- _Stated problem 1_
Could you reproduce word for word the passage of the article on skills and South Africa's digital tsunami that opens with the words containing "It was not coincidental" and closes with "strengthen local telecommunications."?
- _Stated problem 2_
Can you carry on the article on skills and South Africa's digital tsunami, picking up after its last sentence?
*** Quoted text ***
Skills essential if SA is to survive 'digital tsunami'
Skills essential if SA is to survive 'digital tsunami'
Businesses have no choice but to accept 'the digital tsunami' and position themselves to leverage the potential of 5G, AI, robotics and machine learning. However, success will depend on skills availability, collaboration between government and academic institutions and the availability of funding to support innovation.
It was not coincidental that the first presentation at the annual Southern Africa Telecommunication Networks and Applications Conference (SATNAC) 2018 this week in Hermanus, Western Cape, focused on education and skills development.
John Lewis, SDN Engineer and SATNAC Technical Chair, Openserve, (himself a 'product' of the Telkom Centres of Excellence (COE) programme), said there are 15 research centres across the country and more engineers and skilled ICT practitioners are needed to strengthen local telecommunications.
The theme of this year's event is the data tsunami – enabled through software defined transformation, and centered on 5G, cloud, AI, data analytics and machine learning.
*** Data ***
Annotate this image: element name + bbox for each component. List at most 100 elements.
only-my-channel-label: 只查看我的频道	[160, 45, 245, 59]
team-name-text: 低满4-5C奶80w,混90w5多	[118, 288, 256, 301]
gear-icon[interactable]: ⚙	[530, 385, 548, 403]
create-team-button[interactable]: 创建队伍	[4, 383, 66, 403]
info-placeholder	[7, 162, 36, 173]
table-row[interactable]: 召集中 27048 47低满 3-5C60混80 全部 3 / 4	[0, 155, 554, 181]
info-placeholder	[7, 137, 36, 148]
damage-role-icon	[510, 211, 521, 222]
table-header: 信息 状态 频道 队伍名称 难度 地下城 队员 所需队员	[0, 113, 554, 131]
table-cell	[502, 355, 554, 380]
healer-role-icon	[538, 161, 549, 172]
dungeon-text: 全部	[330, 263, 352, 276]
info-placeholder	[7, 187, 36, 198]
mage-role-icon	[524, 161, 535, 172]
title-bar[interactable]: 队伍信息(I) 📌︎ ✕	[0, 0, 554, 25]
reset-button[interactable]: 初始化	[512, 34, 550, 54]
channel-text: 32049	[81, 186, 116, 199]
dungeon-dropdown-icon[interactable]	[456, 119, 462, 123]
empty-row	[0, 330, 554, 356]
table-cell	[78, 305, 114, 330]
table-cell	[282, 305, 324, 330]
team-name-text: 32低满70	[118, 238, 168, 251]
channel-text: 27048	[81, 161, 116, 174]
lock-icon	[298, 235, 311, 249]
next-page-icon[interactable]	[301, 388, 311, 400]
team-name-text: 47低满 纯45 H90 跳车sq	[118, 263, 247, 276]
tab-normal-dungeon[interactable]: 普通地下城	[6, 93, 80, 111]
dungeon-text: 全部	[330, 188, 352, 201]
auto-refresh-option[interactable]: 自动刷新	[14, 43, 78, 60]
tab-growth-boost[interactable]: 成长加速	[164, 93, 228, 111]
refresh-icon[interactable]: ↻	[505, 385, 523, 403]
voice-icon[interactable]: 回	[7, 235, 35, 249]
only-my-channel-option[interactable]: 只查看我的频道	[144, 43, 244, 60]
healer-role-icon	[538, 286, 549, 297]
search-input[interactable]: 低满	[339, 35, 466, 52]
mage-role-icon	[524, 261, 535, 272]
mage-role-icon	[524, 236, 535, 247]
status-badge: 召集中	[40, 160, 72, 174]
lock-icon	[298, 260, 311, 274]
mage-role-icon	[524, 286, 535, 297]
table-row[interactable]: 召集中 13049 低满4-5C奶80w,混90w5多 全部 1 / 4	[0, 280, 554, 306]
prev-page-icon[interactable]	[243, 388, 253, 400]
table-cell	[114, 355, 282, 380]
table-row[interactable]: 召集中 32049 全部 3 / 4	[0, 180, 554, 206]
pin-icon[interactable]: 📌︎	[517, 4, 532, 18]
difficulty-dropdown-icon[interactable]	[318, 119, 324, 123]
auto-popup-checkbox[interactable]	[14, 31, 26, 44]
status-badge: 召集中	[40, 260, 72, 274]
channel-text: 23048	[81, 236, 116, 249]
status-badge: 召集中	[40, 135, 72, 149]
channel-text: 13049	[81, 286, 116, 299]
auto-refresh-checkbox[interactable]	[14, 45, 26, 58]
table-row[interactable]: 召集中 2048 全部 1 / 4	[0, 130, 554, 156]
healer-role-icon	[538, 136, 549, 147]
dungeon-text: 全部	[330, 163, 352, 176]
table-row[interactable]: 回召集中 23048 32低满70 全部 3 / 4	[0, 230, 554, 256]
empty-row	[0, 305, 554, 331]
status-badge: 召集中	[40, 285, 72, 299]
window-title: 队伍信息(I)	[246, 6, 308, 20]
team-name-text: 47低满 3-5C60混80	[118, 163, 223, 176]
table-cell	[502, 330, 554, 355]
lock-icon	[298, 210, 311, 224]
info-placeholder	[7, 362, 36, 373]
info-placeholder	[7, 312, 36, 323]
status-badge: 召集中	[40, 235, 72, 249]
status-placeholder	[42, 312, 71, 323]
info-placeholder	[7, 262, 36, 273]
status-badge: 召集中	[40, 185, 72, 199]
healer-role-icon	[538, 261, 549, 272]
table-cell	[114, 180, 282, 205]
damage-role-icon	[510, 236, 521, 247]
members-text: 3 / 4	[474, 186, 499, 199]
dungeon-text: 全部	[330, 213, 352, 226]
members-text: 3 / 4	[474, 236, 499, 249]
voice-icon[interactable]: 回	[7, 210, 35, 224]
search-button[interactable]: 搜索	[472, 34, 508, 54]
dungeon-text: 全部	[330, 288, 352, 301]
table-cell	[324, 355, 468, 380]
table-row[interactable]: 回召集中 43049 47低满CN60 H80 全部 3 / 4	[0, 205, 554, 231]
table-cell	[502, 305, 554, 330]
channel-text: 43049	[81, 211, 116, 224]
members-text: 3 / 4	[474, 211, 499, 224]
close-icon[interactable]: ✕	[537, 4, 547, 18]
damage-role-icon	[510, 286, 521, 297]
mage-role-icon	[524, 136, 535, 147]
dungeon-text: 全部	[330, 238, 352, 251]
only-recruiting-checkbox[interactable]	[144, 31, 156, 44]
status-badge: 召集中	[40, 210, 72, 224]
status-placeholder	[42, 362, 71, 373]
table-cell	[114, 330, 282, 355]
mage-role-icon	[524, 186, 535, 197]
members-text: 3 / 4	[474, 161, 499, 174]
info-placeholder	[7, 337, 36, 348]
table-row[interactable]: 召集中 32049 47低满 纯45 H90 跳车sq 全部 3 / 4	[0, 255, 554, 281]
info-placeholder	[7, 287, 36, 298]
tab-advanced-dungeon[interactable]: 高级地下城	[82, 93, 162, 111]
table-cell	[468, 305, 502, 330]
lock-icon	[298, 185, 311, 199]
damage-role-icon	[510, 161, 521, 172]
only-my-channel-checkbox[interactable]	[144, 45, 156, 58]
***
- _Final result 1_
It was not coincidental that the first presentation at the annual Southern Africa Telecommunication Networks and Applications Conference (SATNAC) 2018 this week in Hermanus, Western Cape, focused on education and skills development.
John Lewis, SDN Engineer and SATNAC Technical Chair, Openserve, (himself a 'product' of the Telkom Centres of Excellence (COE) programme), said there are 15 research centres across the country and more engineers and skilled ICT practitioners are needed to strengthen local telecommunications.

- _Final result 2_
Among several statistics pointed out at the event are that globally 2.5 quintillion bytes of data is generated per day, data is expected to grow to 44 zetabytes by 2020, 156 million emails are sent every minute and 80% of organisations today adopt cloud-first strategies.
But if it is to be a part of the 4th industrial revolution and leverage this 'tsunami', South Africa needs more skills.
Interestingly, the discussion took place at almost as news broke of South Africa slipping into an economic recession. Media reports quote statistics which showed that the country's GDP fell by 0.7% in Q2 2018.
Tradeeconomics.com states that the country's unemployment rate increased to 27.2% in Q2 2018, up from 26.7% in the previous period.
Organisers acknowledged the concern over whether or not widespread adoption of AI will result in job-loss.
Jaco Dippenaar, Data and Artificial Intelligence Lead, Microsoft Azure, said it would be the case in in certain instances - but the technology is expected to create jobs such as virtual space designers, biohackers and IOT data analysts.
Society re-imagined
Professor Adam Habib, Vice Chancellor and Principal, University of the Witwatersrand, said that businesses actually have no choice but to integrate technology within the workplace in order to enhance operations and boost productivity. But there is a responsibility to re-imagine society and deal with South Africa's core challenge of poverty and inequality, he warned.
According to Habib today South Africa produces approximately 1800 PHDs per year. "For a country our size, we should produce approximately 6 000... we are in a serious crisis."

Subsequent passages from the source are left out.